** start of Listed records **
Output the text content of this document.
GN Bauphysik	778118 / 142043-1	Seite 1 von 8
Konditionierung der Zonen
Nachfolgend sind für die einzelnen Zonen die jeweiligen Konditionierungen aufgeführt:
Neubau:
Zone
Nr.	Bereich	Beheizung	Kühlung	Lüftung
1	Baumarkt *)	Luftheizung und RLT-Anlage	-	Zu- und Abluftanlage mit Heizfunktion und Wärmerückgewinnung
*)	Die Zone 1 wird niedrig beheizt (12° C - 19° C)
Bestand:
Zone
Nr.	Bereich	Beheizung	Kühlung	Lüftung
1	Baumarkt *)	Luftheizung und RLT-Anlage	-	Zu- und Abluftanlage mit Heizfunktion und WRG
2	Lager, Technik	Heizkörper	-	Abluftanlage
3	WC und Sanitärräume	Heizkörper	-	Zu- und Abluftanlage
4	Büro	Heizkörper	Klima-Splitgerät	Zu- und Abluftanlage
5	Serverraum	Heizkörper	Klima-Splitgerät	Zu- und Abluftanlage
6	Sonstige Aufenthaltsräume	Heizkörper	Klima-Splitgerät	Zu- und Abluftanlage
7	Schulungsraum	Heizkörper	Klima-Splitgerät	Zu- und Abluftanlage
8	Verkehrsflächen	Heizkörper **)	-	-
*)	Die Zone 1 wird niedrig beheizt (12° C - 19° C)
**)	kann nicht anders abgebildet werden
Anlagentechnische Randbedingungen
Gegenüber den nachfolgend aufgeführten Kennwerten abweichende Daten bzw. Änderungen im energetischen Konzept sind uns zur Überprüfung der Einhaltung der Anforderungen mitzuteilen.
** end of Listed records **
--- Task to carry out ---
Repeat the records above exactly, from the first line to the last.

--- Answer ---
Output the text content of this document.
GN Bauphysik	778118 / 142043-1	Seite 1 von 8
Konditionierung der Zonen
Nachfolgend sind für die einzelnen Zonen die jeweiligen Konditionierungen aufgeführt:
Neubau:
Zone
Nr.	Bereich	Beheizung	Kühlung	Lüftung
1	Baumarkt *)	Luftheizung und RLT-Anlage	-	Zu- und Abluftanlage mit Heizfunktion und Wärmerückgewinnung
*)	Die Zone 1 wird niedrig beheizt (12° C - 19° C)
Bestand:
Zone
Nr.	Bereich	Beheizung	Kühlung	Lüftung
1	Baumarkt *)	Luftheizung und RLT-Anlage	-	Zu- und Abluftanlage mit Heizfunktion und WRG
2	Lager, Technik	Heizkörper	-	Abluftanlage
3	WC und Sanitärräume	Heizkörper	-	Zu- und Abluftanlage
4	Büro	Heizkörper	Klima-Splitgerät	Zu- und Abluftanlage
5	Serverraum	Heizkörper	Klima-Splitgerät	Zu- und Abluftanlage
6	Sonstige Aufenthaltsräume	Heizkörper	Klima-Splitgerät	Zu- und Abluftanlage
7	Schulungsraum	Heizkörper	Klima-Splitgerät	Zu- und Abluftanlage
8	Verkehrsflächen	Heizkörper **)	-	-
*)	Die Zone 1 wird niedrig beheizt (12° C - 19° C)
**)	kann nicht anders abgebildet werden
Anlagentechnische Randbedingungen
Gegenüber den nachfolgend aufgeführten Kennwerten abweichende Daten bzw. Änderungen im energetischen Konzept sind uns zur Überprüfung der Einhaltung der Anforderungen mitzuteilen.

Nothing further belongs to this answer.